** start **

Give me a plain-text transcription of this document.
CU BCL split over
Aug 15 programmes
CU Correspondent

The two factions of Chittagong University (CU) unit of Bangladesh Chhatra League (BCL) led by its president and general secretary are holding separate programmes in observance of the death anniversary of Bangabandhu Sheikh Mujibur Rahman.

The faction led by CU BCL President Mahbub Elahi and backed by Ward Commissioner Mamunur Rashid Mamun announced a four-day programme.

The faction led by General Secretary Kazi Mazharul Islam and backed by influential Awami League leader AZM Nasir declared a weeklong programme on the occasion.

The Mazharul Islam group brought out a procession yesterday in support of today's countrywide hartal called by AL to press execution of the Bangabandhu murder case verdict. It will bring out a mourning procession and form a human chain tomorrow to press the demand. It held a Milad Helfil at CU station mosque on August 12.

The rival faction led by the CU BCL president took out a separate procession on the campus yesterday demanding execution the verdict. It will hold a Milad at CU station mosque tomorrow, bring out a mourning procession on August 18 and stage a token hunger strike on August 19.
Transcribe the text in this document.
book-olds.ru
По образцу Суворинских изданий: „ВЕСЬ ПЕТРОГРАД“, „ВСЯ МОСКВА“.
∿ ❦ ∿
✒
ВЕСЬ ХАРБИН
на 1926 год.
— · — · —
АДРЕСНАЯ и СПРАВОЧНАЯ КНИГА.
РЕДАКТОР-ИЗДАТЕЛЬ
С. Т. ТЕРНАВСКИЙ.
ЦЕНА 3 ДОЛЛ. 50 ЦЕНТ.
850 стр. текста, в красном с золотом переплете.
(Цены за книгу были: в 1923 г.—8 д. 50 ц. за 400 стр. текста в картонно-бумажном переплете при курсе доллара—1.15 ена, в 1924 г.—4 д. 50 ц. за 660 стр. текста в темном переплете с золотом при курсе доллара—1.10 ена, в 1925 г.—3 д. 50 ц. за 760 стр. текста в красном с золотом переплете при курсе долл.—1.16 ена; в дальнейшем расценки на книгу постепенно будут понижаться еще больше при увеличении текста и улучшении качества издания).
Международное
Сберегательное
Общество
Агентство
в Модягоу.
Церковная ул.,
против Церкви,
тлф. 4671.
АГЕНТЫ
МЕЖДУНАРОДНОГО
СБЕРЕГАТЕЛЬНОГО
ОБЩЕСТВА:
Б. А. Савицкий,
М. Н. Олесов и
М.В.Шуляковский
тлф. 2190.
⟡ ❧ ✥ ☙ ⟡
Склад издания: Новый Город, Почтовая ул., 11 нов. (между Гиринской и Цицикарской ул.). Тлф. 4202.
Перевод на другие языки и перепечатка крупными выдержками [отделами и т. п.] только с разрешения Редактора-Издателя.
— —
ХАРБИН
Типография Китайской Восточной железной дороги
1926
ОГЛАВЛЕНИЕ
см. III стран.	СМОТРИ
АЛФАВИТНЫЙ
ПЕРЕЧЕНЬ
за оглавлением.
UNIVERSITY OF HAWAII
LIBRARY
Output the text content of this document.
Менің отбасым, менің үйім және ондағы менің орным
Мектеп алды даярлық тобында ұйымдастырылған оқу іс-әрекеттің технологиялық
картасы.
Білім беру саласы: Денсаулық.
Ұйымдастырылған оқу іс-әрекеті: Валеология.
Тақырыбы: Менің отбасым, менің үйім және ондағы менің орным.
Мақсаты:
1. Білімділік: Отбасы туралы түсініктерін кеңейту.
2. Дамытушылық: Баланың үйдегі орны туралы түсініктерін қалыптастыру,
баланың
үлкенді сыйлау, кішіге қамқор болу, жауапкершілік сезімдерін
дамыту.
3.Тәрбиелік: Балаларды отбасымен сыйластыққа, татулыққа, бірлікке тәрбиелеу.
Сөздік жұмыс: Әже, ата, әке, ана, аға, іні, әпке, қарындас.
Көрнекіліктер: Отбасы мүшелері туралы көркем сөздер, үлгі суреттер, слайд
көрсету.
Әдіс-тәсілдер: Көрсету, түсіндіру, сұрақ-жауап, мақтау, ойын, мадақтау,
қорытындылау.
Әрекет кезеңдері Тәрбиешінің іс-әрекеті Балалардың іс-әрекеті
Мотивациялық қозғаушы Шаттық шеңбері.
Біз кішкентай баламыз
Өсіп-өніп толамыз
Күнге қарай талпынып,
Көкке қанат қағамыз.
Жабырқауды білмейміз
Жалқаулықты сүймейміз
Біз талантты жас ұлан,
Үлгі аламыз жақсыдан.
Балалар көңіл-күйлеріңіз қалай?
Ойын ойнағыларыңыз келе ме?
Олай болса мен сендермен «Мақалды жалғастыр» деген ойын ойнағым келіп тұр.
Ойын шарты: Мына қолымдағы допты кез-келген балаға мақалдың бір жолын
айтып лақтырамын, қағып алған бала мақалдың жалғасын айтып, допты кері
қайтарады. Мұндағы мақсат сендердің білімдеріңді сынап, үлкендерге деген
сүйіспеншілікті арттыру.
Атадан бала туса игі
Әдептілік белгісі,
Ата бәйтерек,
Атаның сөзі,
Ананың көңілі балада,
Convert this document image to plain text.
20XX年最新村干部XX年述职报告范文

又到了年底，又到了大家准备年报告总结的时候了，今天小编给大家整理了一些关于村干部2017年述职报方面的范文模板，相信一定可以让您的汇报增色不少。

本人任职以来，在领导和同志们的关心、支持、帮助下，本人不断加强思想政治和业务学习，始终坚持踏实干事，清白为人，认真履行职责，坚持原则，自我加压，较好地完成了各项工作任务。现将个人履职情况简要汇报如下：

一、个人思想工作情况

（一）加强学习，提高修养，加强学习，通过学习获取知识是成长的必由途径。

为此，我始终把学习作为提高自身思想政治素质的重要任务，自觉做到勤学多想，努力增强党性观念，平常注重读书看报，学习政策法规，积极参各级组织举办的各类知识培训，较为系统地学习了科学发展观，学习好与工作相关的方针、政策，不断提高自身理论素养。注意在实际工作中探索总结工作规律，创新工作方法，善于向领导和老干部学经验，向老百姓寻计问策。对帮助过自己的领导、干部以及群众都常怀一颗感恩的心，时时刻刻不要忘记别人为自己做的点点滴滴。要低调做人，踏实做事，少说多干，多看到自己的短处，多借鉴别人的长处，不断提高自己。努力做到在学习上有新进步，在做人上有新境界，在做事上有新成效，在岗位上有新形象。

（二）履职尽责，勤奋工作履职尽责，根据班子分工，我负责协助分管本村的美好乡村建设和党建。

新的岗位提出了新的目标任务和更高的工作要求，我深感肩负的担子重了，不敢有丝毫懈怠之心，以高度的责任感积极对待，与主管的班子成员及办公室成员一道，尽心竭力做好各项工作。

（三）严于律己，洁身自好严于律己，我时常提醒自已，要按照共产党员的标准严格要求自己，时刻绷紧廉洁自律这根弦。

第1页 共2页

** end **

Collect the lines of the data that carry the word "document".

*Response to this task:*
Give me a plain-text transcription of this document.
Transcribe the text in this document.
Output the text content of this document.
Convert this document image to plain text.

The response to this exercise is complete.